EXTRACTED RECORDS:
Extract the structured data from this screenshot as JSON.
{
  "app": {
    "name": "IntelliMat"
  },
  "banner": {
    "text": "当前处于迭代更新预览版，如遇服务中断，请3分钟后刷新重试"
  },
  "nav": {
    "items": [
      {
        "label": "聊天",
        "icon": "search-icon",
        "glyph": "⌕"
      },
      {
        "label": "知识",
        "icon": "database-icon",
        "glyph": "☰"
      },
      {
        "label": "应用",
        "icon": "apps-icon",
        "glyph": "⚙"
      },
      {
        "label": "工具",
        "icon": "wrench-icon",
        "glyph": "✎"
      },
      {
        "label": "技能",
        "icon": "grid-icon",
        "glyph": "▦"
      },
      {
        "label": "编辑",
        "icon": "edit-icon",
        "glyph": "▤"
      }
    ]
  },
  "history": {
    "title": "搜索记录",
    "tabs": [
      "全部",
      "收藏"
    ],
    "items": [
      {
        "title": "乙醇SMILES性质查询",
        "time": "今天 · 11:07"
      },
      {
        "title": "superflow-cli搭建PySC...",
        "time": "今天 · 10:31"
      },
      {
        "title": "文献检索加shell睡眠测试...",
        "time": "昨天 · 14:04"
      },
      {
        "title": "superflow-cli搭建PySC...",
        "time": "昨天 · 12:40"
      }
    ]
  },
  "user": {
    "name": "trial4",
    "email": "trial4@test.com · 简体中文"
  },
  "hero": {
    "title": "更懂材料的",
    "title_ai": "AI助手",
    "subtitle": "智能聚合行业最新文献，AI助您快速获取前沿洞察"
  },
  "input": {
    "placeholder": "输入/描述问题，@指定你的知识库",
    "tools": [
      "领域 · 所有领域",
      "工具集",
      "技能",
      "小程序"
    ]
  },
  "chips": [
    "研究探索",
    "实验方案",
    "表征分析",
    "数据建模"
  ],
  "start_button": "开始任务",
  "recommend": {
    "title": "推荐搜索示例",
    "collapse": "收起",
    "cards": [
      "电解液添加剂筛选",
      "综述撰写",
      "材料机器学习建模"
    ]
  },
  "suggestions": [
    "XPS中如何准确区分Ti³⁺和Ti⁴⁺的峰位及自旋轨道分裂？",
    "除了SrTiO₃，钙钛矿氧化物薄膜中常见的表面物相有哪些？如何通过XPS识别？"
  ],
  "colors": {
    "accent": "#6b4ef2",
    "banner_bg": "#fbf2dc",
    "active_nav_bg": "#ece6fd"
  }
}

EXERCISE PROMPT: Filter the entries above down to the lines containing the word "icon".

REPLY:
        "icon": "search-icon",
        "icon": "database-icon",
        "icon": "apps-icon",
        "icon": "wrench-icon",
        "icon": "grid-icon",
        "icon": "edit-icon",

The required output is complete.